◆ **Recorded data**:
— Begin —
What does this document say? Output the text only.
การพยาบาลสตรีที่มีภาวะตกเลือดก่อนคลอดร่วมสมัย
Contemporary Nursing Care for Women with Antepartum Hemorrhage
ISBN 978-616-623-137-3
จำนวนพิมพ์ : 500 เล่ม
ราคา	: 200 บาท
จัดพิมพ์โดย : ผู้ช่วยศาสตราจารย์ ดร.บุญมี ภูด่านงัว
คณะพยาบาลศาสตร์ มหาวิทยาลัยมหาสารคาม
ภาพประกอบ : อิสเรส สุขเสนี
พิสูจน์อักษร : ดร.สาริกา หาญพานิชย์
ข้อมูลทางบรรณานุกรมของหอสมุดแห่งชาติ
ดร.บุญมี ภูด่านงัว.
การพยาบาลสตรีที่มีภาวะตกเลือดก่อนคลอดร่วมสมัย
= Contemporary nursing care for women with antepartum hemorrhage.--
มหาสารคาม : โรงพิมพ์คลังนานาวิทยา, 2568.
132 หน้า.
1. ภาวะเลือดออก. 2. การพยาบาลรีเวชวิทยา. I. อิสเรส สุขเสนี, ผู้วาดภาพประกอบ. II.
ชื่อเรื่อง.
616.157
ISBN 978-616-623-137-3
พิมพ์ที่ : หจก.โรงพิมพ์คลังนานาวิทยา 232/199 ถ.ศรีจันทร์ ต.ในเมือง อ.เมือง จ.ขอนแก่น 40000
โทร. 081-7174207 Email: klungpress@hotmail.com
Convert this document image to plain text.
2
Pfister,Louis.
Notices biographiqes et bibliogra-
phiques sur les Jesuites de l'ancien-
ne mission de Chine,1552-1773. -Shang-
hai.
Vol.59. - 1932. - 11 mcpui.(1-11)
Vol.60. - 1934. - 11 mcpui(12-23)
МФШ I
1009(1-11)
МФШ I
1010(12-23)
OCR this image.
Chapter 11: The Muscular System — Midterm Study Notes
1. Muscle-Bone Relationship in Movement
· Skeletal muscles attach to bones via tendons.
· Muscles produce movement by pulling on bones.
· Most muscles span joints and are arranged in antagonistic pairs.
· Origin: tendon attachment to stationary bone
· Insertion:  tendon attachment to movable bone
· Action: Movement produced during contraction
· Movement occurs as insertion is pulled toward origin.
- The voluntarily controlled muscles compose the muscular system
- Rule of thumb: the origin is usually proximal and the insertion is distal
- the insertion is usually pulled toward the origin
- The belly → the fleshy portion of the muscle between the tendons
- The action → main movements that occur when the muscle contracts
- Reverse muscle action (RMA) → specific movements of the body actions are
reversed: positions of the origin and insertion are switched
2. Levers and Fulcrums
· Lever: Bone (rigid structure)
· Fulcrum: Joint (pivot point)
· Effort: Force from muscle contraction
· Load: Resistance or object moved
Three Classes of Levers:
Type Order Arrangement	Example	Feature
— End —
◆ **Goal**:
Return all the data exactly as given.

◆ **Output for this exercise**:
What does this document say? Output the text only.
การพยาบาลสตรีที่มีภาวะตกเลือดก่อนคลอดร่วมสมัย
Contemporary Nursing Care for Women with Antepartum Hemorrhage
ISBN 978-616-623-137-3
จำนวนพิมพ์ : 500 เล่ม
ราคา	: 200 บาท
จัดพิมพ์โดย : ผู้ช่วยศาสตราจารย์ ดร.บุญมี ภูด่านงัว
คณะพยาบาลศาสตร์ มหาวิทยาลัยมหาสารคาม
ภาพประกอบ : อิสเรส สุขเสนี
พิสูจน์อักษร : ดร.สาริกา หาญพานิชย์
ข้อมูลทางบรรณานุกรมของหอสมุดแห่งชาติ
ดร.บุญมี ภูด่านงัว.
การพยาบาลสตรีที่มีภาวะตกเลือดก่อนคลอดร่วมสมัย
= Contemporary nursing care for women with antepartum hemorrhage.--
มหาสารคาม : โรงพิมพ์คลังนานาวิทยา, 2568.
132 หน้า.
1. ภาวะเลือดออก. 2. การพยาบาลรีเวชวิทยา. I. อิสเรส สุขเสนี, ผู้วาดภาพประกอบ. II.
ชื่อเรื่อง.
616.157
ISBN 978-616-623-137-3
พิมพ์ที่ : หจก.โรงพิมพ์คลังนานาวิทยา 232/199 ถ.ศรีจันทร์ ต.ในเมือง อ.เมือง จ.ขอนแก่น 40000
โทร. 081-7174207 Email: klungpress@hotmail.com
Convert this document image to plain text.
2
Pfister,Louis.
Notices biographiqes et bibliogra-
phiques sur les Jesuites de l'ancien-
ne mission de Chine,1552-1773. -Shang-
hai.
Vol.59. - 1932. - 11 mcpui.(1-11)
Vol.60. - 1934. - 11 mcpui(12-23)
МФШ I
1009(1-11)
МФШ I
1010(12-23)
OCR this image.
Chapter 11: The Muscular System — Midterm Study Notes
1. Muscle-Bone Relationship in Movement
· Skeletal muscles attach to bones via tendons.
· Muscles produce movement by pulling on bones.
· Most muscles span joints and are arranged in antagonistic pairs.
· Origin: tendon attachment to stationary bone
· Insertion:  tendon attachment to movable bone
· Action: Movement produced during contraction
· Movement occurs as insertion is pulled toward origin.
- The voluntarily controlled muscles compose the muscular system
- Rule of thumb: the origin is usually proximal and the insertion is distal
- the insertion is usually pulled toward the origin
- The belly → the fleshy portion of the muscle between the tendons
- The action → main movements that occur when the muscle contracts
- Reverse muscle action (RMA) → specific movements of the body actions are
reversed: positions of the origin and insertion are switched
2. Levers and Fulcrums
· Lever: Bone (rigid structure)
· Fulcrum: Joint (pivot point)
· Effort: Force from muscle contraction
· Load: Resistance or object moved
Three Classes of Levers:
Type Order Arrangement	Example	Feature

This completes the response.